_Instruction_
Return every line of the entries below without any change, from the first one through the line containing "colorbar-tick-label: 0.6 [1695,484,1773,542]", including both ends.

_Task inputs_
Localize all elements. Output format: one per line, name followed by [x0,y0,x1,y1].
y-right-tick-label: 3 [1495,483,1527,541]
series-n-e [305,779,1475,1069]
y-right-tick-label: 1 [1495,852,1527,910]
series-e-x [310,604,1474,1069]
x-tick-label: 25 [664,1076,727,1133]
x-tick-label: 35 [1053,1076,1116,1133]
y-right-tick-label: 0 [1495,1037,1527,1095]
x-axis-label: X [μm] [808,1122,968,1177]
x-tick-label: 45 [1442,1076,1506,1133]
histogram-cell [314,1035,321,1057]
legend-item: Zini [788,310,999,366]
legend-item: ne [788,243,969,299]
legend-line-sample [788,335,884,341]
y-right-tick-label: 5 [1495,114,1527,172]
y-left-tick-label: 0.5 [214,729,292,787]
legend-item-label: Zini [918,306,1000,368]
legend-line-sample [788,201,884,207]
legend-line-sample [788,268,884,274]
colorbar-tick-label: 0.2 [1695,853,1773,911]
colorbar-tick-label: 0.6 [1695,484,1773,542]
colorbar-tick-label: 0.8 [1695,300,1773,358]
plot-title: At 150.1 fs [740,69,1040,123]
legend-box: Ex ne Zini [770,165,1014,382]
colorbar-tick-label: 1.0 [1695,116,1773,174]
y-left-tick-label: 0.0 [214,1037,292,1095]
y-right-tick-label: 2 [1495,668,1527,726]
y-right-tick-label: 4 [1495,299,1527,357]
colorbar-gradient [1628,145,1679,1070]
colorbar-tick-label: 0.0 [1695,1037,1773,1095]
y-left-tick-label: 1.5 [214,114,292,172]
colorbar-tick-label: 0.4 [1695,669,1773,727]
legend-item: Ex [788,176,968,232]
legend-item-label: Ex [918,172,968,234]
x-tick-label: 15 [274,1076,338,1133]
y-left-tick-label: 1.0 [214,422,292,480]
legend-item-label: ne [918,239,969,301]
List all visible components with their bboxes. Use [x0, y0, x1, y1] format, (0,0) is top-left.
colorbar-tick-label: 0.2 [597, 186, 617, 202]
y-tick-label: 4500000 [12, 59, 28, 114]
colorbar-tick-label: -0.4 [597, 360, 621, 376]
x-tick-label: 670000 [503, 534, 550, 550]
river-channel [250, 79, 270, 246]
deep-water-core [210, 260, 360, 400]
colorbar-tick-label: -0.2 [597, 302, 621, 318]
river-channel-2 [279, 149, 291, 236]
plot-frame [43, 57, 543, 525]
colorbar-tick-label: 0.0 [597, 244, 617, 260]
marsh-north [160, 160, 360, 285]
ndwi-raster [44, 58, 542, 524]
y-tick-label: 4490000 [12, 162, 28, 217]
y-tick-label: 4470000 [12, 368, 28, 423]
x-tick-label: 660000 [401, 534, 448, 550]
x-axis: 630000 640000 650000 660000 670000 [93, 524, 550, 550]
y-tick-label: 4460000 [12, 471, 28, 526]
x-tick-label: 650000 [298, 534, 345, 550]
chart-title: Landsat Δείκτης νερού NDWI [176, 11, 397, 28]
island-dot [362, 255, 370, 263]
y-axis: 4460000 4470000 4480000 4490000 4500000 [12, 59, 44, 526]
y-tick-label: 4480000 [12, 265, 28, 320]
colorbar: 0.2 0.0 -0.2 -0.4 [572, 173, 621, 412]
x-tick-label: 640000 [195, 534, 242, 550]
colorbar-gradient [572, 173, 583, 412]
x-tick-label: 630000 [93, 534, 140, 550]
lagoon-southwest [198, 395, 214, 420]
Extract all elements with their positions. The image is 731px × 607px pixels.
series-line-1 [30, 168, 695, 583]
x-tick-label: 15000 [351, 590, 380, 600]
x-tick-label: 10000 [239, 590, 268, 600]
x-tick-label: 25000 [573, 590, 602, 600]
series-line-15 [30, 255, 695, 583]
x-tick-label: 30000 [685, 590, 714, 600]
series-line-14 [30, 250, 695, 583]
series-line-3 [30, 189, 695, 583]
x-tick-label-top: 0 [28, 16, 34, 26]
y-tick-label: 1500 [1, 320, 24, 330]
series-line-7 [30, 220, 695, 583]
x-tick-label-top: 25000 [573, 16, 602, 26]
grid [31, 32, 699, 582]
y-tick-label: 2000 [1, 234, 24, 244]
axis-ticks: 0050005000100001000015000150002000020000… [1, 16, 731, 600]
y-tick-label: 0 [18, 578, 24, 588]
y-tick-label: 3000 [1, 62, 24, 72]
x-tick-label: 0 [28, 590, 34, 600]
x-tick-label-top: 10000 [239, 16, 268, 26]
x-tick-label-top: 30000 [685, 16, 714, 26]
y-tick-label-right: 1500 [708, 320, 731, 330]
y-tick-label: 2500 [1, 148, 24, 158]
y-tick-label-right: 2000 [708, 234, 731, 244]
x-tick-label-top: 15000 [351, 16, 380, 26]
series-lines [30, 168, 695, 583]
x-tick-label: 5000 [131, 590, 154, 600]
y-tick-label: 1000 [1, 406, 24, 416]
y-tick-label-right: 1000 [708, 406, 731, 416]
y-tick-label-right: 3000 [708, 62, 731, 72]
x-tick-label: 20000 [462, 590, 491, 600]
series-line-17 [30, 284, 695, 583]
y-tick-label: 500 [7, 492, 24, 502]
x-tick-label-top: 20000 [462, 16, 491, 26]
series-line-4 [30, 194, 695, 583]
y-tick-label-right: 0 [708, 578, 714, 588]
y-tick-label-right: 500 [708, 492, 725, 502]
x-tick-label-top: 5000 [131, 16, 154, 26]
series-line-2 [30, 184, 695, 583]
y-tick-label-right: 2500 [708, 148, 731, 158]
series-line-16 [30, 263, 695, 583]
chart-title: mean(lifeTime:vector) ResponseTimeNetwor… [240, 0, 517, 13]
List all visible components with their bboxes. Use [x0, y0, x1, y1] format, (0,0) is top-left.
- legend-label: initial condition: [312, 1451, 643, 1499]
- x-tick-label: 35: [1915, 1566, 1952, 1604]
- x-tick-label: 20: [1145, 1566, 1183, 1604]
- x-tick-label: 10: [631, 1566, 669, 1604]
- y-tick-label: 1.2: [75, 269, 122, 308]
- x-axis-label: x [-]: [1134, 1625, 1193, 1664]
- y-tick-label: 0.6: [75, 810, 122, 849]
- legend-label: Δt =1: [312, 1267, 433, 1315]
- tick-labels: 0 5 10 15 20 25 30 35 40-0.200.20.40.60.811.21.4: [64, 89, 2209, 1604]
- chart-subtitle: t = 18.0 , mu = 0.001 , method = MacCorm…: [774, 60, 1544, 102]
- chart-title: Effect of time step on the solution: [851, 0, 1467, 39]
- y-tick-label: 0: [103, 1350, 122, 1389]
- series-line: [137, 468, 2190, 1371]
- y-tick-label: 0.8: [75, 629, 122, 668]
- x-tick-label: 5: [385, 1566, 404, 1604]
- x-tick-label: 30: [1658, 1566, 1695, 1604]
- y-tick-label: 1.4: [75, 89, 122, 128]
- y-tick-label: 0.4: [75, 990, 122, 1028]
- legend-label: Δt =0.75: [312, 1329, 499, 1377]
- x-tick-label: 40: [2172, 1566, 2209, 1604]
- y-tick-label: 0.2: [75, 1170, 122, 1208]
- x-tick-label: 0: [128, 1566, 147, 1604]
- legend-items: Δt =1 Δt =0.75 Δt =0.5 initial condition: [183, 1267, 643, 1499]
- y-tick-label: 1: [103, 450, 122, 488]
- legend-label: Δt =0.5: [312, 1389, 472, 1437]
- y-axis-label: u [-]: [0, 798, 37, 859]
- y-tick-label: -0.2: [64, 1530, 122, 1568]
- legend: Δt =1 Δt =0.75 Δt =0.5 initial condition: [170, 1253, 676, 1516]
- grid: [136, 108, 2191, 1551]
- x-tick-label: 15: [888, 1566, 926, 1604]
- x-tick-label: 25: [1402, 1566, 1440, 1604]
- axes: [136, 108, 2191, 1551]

_Result_
Localize all elements. Output format: one per line, name followed by [x0,y0,x1,y1].
y-right-tick-label: 3 [1495,483,1527,541]
series-n-e [305,779,1475,1069]
y-right-tick-label: 1 [1495,852,1527,910]
series-e-x [310,604,1474,1069]
x-tick-label: 25 [664,1076,727,1133]
x-tick-label: 35 [1053,1076,1116,1133]
y-right-tick-label: 0 [1495,1037,1527,1095]
x-axis-label: X [μm] [808,1122,968,1177]
x-tick-label: 45 [1442,1076,1506,1133]
histogram-cell [314,1035,321,1057]
legend-item: Zini [788,310,999,366]
legend-item: ne [788,243,969,299]
legend-line-sample [788,335,884,341]
y-right-tick-label: 5 [1495,114,1527,172]
y-left-tick-label: 0.5 [214,729,292,787]
legend-item-label: Zini [918,306,1000,368]
legend-line-sample [788,201,884,207]
legend-line-sample [788,268,884,274]
colorbar-tick-label: 0.2 [1695,853,1773,911]
colorbar-tick-label: 0.6 [1695,484,1773,542]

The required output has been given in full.